#### EXERCISE REQUIREMENTS:
Can you restate the records below word for word?

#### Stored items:
:::
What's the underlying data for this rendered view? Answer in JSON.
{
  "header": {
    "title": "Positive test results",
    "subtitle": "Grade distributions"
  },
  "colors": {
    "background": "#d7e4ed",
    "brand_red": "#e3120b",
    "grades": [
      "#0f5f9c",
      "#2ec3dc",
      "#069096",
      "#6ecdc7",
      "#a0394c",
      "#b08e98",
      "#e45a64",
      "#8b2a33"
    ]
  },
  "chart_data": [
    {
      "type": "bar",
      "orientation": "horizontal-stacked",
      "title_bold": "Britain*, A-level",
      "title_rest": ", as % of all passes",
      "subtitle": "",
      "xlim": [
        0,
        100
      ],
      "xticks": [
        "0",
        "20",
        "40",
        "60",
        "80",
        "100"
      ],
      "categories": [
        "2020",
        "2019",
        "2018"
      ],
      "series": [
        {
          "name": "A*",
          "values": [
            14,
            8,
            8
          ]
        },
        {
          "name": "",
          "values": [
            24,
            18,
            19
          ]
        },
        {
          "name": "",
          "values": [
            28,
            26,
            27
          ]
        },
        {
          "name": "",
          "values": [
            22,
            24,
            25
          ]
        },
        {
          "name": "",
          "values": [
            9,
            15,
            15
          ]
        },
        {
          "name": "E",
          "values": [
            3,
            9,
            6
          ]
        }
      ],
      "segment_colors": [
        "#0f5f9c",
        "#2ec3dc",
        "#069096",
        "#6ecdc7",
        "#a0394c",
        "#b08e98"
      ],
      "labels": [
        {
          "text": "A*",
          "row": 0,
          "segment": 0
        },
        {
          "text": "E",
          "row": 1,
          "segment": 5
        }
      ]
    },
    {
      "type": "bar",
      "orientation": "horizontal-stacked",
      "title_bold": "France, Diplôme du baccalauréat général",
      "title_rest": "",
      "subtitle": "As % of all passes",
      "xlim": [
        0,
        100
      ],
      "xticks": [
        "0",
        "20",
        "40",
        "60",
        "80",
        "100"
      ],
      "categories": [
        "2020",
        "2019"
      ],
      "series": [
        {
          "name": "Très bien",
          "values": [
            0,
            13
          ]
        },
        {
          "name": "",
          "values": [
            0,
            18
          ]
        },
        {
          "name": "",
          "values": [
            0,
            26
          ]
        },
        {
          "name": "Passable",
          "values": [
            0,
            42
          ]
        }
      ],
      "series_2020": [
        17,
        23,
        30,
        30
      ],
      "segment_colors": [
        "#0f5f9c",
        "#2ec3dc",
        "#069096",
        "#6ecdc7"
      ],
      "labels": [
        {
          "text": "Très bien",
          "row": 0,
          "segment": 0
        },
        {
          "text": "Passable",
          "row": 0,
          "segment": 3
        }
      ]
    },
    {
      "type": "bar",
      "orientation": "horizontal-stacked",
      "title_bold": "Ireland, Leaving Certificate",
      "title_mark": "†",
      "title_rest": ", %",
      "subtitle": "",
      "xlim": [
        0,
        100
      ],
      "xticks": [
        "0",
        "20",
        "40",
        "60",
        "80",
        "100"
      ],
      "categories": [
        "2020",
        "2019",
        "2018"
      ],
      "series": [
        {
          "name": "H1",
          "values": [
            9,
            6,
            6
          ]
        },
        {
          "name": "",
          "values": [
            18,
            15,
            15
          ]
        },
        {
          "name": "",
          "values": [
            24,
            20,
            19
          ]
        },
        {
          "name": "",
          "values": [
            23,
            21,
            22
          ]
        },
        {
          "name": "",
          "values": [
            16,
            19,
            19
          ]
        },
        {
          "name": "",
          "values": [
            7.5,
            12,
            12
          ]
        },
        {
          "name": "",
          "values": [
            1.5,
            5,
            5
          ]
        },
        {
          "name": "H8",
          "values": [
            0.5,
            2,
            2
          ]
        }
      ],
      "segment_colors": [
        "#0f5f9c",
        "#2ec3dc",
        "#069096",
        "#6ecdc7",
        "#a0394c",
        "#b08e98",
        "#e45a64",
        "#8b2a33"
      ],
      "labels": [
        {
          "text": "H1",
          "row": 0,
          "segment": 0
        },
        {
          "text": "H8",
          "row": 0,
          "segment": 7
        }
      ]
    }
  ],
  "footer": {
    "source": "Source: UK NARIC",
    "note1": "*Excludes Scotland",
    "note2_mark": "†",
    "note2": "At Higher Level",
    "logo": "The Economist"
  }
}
:::
#### OUTPUT:
What's the underlying data for this rendered view? Answer in JSON.
{
  "header": {
    "title": "Positive test results",
    "subtitle": "Grade distributions"
  },
  "colors": {
    "background": "#d7e4ed",
    "brand_red": "#e3120b",
    "grades": [
      "#0f5f9c",
      "#2ec3dc",
      "#069096",
      "#6ecdc7",
      "#a0394c",
      "#b08e98",
      "#e45a64",
      "#8b2a33"
    ]
  },
  "chart_data": [
    {
      "type": "bar",
      "orientation": "horizontal-stacked",
      "title_bold": "Britain*, A-level",
      "title_rest": ", as % of all passes",
      "subtitle": "",
      "xlim": [
        0,
        100
      ],
      "xticks": [
        "0",
        "20",
        "40",
        "60",
        "80",
        "100"
      ],
      "categories": [
        "2020",
        "2019",
        "2018"
      ],
      "series": [
        {
          "name": "A*",
          "values": [
            14,
            8,
            8
          ]
        },
        {
          "name": "",
          "values": [
            24,
            18,
            19
          ]
        },
        {
          "name": "",
          "values": [
            28,
            26,
            27
          ]
        },
        {
          "name": "",
          "values": [
            22,
            24,
            25
          ]
        },
        {
          "name": "",
          "values": [
            9,
            15,
            15
          ]
        },
        {
          "name": "E",
          "values": [
            3,
            9,
            6
          ]
        }
      ],
      "segment_colors": [
        "#0f5f9c",
        "#2ec3dc",
        "#069096",
        "#6ecdc7",
        "#a0394c",
        "#b08e98"
      ],
      "labels": [
        {
          "text": "A*",
          "row": 0,
          "segment": 0
        },
        {
          "text": "E",
          "row": 1,
          "segment": 5
        }
      ]
    },
    {
      "type": "bar",
      "orientation": "horizontal-stacked",
      "title_bold": "France, Diplôme du baccalauréat général",
      "title_rest": "",
      "subtitle": "As % of all passes",
      "xlim": [
        0,
        100
      ],
      "xticks": [
        "0",
        "20",
        "40",
        "60",
        "80",
        "100"
      ],
      "categories": [
        "2020",
        "2019"
      ],
      "series": [
        {
          "name": "Très bien",
          "values": [
            0,
            13
          ]
        },
        {
          "name": "",
          "values": [
            0,
            18
          ]
        },
        {
          "name": "",
          "values": [
            0,
            26
          ]
        },
        {
          "name": "Passable",
          "values": [
            0,
            42
          ]
        }
      ],
      "series_2020": [
        17,
        23,
        30,
        30
      ],
      "segment_colors": [
        "#0f5f9c",
        "#2ec3dc",
        "#069096",
        "#6ecdc7"
      ],
      "labels": [
        {
          "text": "Très bien",
          "row": 0,
          "segment": 0
        },
        {
          "text": "Passable",
          "row": 0,
          "segment": 3
        }
      ]
    },
    {
      "type": "bar",
      "orientation": "horizontal-stacked",
      "title_bold": "Ireland, Leaving Certificate",
      "title_mark": "†",
      "title_rest": ", %",
      "subtitle": "",
      "xlim": [
        0,
        100
      ],
      "xticks": [
        "0",
        "20",
        "40",
        "60",
        "80",
        "100"
      ],
      "categories": [
        "2020",
        "2019",
        "2018"
      ],
      "series": [
        {
          "name": "H1",
          "values": [
            9,
            6,
            6
          ]
        },
        {
          "name": "",
          "values": [
            18,
            15,
            15
          ]
        },
        {
          "name": "",
          "values": [
            24,
            20,
            19
          ]
        },
        {
          "name": "",
          "values": [
            23,
            21,
            22
          ]
        },
        {
          "name": "",
          "values": [
            16,
            19,
            19
          ]
        },
        {
          "name": "",
          "values": [
            7.5,
            12,
            12
          ]
        },
        {
          "name": "",
          "values": [
            1.5,
            5,
            5
          ]
        },
        {
          "name": "H8",
          "values": [
            0.5,
            2,
            2
          ]
        }
      ],
      "segment_colors": [
        "#0f5f9c",
        "#2ec3dc",
        "#069096",
        "#6ecdc7",
        "#a0394c",
        "#b08e98",
        "#e45a64",
        "#8b2a33"
      ],
      "labels": [
        {
          "text": "H1",
          "row": 0,
          "segment": 0
        },
        {
          "text": "H8",
          "row": 0,
          "segment": 7
        }
      ]
    }
  ],
  "footer": {
    "source": "Source: UK NARIC",
    "note1": "*Excludes Scotland",
    "note2_mark": "†",
    "note2": "At Higher Level",
    "logo": "The Economist"
  }
}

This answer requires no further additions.